-- Begin Data provided --

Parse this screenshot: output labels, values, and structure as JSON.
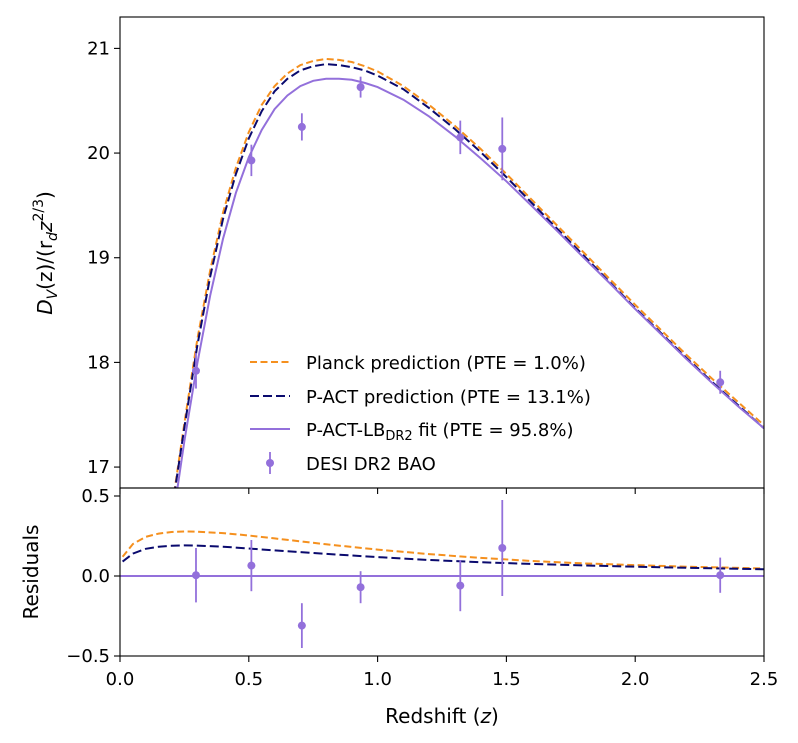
{
  "chart_data": [
    {
      "type": "line",
      "panel": "main",
      "ylabel": "D_V(z)/(r_d z^{2/3})",
      "ylabel_parts": {
        "a": "D",
        "b": "V",
        "c": "(z)/(r",
        "d": "d",
        "e": "z",
        "f": "2/3",
        "g": ")"
      },
      "xlim": [
        0.0,
        2.5
      ],
      "ylim": [
        16.8,
        21.3
      ],
      "yticks": [
        17,
        18,
        19,
        20,
        21
      ],
      "ytick_labels": [
        "17",
        "18",
        "19",
        "20",
        "21"
      ],
      "grid": false,
      "legend_position": "lower-center",
      "legend": {
        "planck": "Planck prediction (PTE = 1.0%)",
        "pact": "P-ACT prediction (PTE = 13.1%)",
        "fit_prefix": "P-ACT-LB",
        "fit_sub": "DR2",
        "fit_suffix": " fit (PTE = 95.8%)",
        "desi": "DESI DR2 BAO"
      },
      "series": [
        {
          "name": "Planck prediction",
          "style": "dashed",
          "color": "#f5901e",
          "x": [
            0.21,
            0.25,
            0.3,
            0.35,
            0.4,
            0.45,
            0.5,
            0.55,
            0.6,
            0.65,
            0.7,
            0.75,
            0.8,
            0.85,
            0.9,
            0.95,
            1.0,
            1.1,
            1.2,
            1.3,
            1.4,
            1.5,
            1.6,
            1.7,
            1.8,
            1.9,
            2.0,
            2.1,
            2.2,
            2.3,
            2.4,
            2.5
          ],
          "y": [
            16.75,
            17.42,
            18.22,
            18.88,
            19.43,
            19.86,
            20.2,
            20.46,
            20.64,
            20.76,
            20.84,
            20.88,
            20.9,
            20.89,
            20.87,
            20.83,
            20.78,
            20.64,
            20.46,
            20.26,
            20.04,
            19.8,
            19.55,
            19.3,
            19.05,
            18.8,
            18.55,
            18.31,
            18.07,
            17.84,
            17.62,
            17.4
          ]
        },
        {
          "name": "P-ACT prediction",
          "style": "dashed",
          "color": "#0a0a6e",
          "x": [
            0.21,
            0.25,
            0.3,
            0.35,
            0.4,
            0.45,
            0.5,
            0.55,
            0.6,
            0.65,
            0.7,
            0.75,
            0.8,
            0.85,
            0.9,
            0.95,
            1.0,
            1.1,
            1.2,
            1.3,
            1.4,
            1.5,
            1.6,
            1.7,
            1.8,
            1.9,
            2.0,
            2.1,
            2.2,
            2.3,
            2.4,
            2.5
          ],
          "y": [
            16.73,
            17.38,
            18.16,
            18.82,
            19.37,
            19.8,
            20.14,
            20.4,
            20.59,
            20.71,
            20.79,
            20.83,
            20.85,
            20.84,
            20.82,
            20.79,
            20.74,
            20.61,
            20.43,
            20.23,
            20.01,
            19.77,
            19.52,
            19.27,
            19.02,
            18.77,
            18.52,
            18.28,
            18.04,
            17.81,
            17.59,
            17.37
          ]
        },
        {
          "name": "P-ACT-LB DR2 fit",
          "style": "solid",
          "color": "#9370db",
          "x": [
            0.22,
            0.25,
            0.3,
            0.35,
            0.4,
            0.45,
            0.5,
            0.55,
            0.6,
            0.65,
            0.7,
            0.75,
            0.8,
            0.85,
            0.9,
            0.95,
            1.0,
            1.1,
            1.2,
            1.3,
            1.4,
            1.5,
            1.6,
            1.7,
            1.8,
            1.9,
            2.0,
            2.1,
            2.2,
            2.3,
            2.4,
            2.5
          ],
          "y": [
            16.75,
            17.25,
            17.99,
            18.64,
            19.18,
            19.62,
            19.96,
            20.22,
            20.42,
            20.55,
            20.64,
            20.69,
            20.71,
            20.71,
            20.7,
            20.67,
            20.63,
            20.51,
            20.35,
            20.16,
            19.95,
            19.73,
            19.49,
            19.25,
            19.0,
            18.76,
            18.51,
            18.27,
            18.03,
            17.8,
            17.58,
            17.37
          ]
        }
      ],
      "points": {
        "name": "DESI DR2 BAO",
        "color": "#9370db",
        "x": [
          0.295,
          0.51,
          0.706,
          0.934,
          1.321,
          1.484,
          2.33
        ],
        "y": [
          17.92,
          19.93,
          20.25,
          20.63,
          20.15,
          20.04,
          17.81
        ],
        "err": [
          0.17,
          0.15,
          0.13,
          0.1,
          0.16,
          0.3,
          0.11
        ]
      }
    },
    {
      "type": "line",
      "panel": "residuals",
      "ylabel": "Residuals",
      "xlabel": "Redshift (z)",
      "xlabel_parts": {
        "a": "Redshift (",
        "b": "z",
        "c": ")"
      },
      "xlim": [
        0.0,
        2.5
      ],
      "ylim": [
        -0.5,
        0.55
      ],
      "xticks": [
        0.0,
        0.5,
        1.0,
        1.5,
        2.0,
        2.5
      ],
      "xtick_labels": [
        "0.0",
        "0.5",
        "1.0",
        "1.5",
        "2.0",
        "2.5"
      ],
      "yticks": [
        -0.5,
        0.0,
        0.5
      ],
      "ytick_labels": [
        "−0.5",
        "0.0",
        "0.5"
      ],
      "series": [
        {
          "name": "Planck residual",
          "style": "dashed",
          "color": "#f5901e",
          "x": [
            0.01,
            0.05,
            0.1,
            0.15,
            0.2,
            0.25,
            0.3,
            0.4,
            0.5,
            0.6,
            0.8,
            1.0,
            1.2,
            1.4,
            1.6,
            1.8,
            2.0,
            2.2,
            2.5
          ],
          "y": [
            0.12,
            0.2,
            0.245,
            0.265,
            0.275,
            0.278,
            0.277,
            0.268,
            0.253,
            0.235,
            0.198,
            0.165,
            0.137,
            0.113,
            0.094,
            0.079,
            0.068,
            0.058,
            0.047
          ]
        },
        {
          "name": "P-ACT residual",
          "style": "dashed",
          "color": "#0a0a6e",
          "x": [
            0.01,
            0.05,
            0.1,
            0.15,
            0.2,
            0.25,
            0.3,
            0.4,
            0.5,
            0.6,
            0.8,
            1.0,
            1.2,
            1.4,
            1.6,
            1.8,
            2.0,
            2.2,
            2.5
          ],
          "y": [
            0.09,
            0.14,
            0.17,
            0.183,
            0.189,
            0.191,
            0.19,
            0.183,
            0.172,
            0.16,
            0.138,
            0.118,
            0.1,
            0.086,
            0.075,
            0.066,
            0.058,
            0.051,
            0.042
          ]
        },
        {
          "name": "Fit residual",
          "style": "solid",
          "color": "#9370db",
          "x": [
            0.0,
            2.5
          ],
          "y": [
            0.0,
            0.0
          ]
        }
      ],
      "points": {
        "name": "DESI residuals",
        "color": "#9370db",
        "x": [
          0.295,
          0.51,
          0.706,
          0.934,
          1.321,
          1.484,
          2.33
        ],
        "y": [
          0.005,
          0.065,
          -0.31,
          -0.07,
          -0.06,
          0.175,
          0.005
        ],
        "err": [
          0.17,
          0.16,
          0.14,
          0.1,
          0.16,
          0.3,
          0.11
        ]
      }
    }
  ]
}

-- End Data provided --

## Problem to work on:
Scan the material above for the string "name" and report each line where you find it.

## Expected answer:
          "name": "Planck prediction",
          "name": "P-ACT prediction",
          "name": "P-ACT-LB DR2 fit",
        "name": "DESI DR2 BAO",
          "name": "Planck residual",
          "name": "P-ACT residual",
          "name": "Fit residual",
        "name": "DESI residuals",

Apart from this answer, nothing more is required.